§ **Aim of the exercise**:
Output every line of the records below as a numbered list, skipping any blank lines.

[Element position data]
════════════════════

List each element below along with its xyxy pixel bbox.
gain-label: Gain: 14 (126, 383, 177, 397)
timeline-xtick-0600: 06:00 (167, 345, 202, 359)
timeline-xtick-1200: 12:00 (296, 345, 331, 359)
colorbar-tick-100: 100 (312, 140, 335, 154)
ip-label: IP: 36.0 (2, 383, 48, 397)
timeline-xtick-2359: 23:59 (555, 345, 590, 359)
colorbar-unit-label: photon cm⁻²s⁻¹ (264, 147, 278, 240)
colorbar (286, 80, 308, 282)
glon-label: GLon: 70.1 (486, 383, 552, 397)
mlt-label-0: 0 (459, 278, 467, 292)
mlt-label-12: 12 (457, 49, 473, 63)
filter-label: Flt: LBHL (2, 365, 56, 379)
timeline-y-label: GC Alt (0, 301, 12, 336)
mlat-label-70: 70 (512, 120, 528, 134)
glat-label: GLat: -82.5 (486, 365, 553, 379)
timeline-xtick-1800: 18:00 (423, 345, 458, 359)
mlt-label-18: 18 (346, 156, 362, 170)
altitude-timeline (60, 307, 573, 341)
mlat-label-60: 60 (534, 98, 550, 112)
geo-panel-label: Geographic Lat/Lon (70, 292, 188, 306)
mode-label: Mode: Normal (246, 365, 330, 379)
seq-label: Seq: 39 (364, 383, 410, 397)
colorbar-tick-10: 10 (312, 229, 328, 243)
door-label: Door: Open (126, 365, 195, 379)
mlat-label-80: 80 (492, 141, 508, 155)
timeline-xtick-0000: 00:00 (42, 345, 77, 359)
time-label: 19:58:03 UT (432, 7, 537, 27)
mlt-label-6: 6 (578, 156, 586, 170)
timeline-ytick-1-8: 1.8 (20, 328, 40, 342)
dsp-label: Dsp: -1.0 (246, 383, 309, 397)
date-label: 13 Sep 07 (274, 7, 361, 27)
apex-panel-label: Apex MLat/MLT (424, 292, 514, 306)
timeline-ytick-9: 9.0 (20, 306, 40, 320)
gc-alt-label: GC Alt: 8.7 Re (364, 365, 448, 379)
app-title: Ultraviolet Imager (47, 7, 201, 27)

════════════════════

§ **Finished task**:
1. List each element below along with its xyxy pixel bbox.
2. gain-label: Gain: 14 (126, 383, 177, 397)
3. timeline-xtick-0600: 06:00 (167, 345, 202, 359)
4. timeline-xtick-1200: 12:00 (296, 345, 331, 359)
5. colorbar-tick-100: 100 (312, 140, 335, 154)
6. ip-label: IP: 36.0 (2, 383, 48, 397)
7. timeline-xtick-2359: 23:59 (555, 345, 590, 359)
8. colorbar-unit-label: photon cm⁻²s⁻¹ (264, 147, 278, 240)
9. colorbar (286, 80, 308, 282)
10. glon-label: GLon: 70.1 (486, 383, 552, 397)
11. mlt-label-0: 0 (459, 278, 467, 292)
12. mlt-label-12: 12 (457, 49, 473, 63)
13. filter-label: Flt: LBHL (2, 365, 56, 379)
14. timeline-y-label: GC Alt (0, 301, 12, 336)
15. mlat-label-70: 70 (512, 120, 528, 134)
16. glat-label: GLat: -82.5 (486, 365, 553, 379)
17. timeline-xtick-1800: 18:00 (423, 345, 458, 359)
18. mlt-label-18: 18 (346, 156, 362, 170)
19. altitude-timeline (60, 307, 573, 341)
20. mlat-label-60: 60 (534, 98, 550, 112)
21. geo-panel-label: Geographic Lat/Lon (70, 292, 188, 306)
22. mode-label: Mode: Normal (246, 365, 330, 379)
23. seq-label: Seq: 39 (364, 383, 410, 397)
24. colorbar-tick-10: 10 (312, 229, 328, 243)
25. door-label: Door: Open (126, 365, 195, 379)
26. mlat-label-80: 80 (492, 141, 508, 155)
27. timeline-xtick-0000: 00:00 (42, 345, 77, 359)
28. time-label: 19:58:03 UT (432, 7, 537, 27)
29. mlt-label-6: 6 (578, 156, 586, 170)
30. timeline-ytick-1-8: 1.8 (20, 328, 40, 342)
31. dsp-label: Dsp: -1.0 (246, 383, 309, 397)
32. date-label: 13 Sep 07 (274, 7, 361, 27)
33. apex-panel-label: Apex MLat/MLT (424, 292, 514, 306)
34. timeline-ytick-9: 9.0 (20, 306, 40, 320)
35. gc-alt-label: GC Alt: 8.7 Re (364, 365, 448, 379)
36. app-title: Ultraviolet Imager (47, 7, 201, 27)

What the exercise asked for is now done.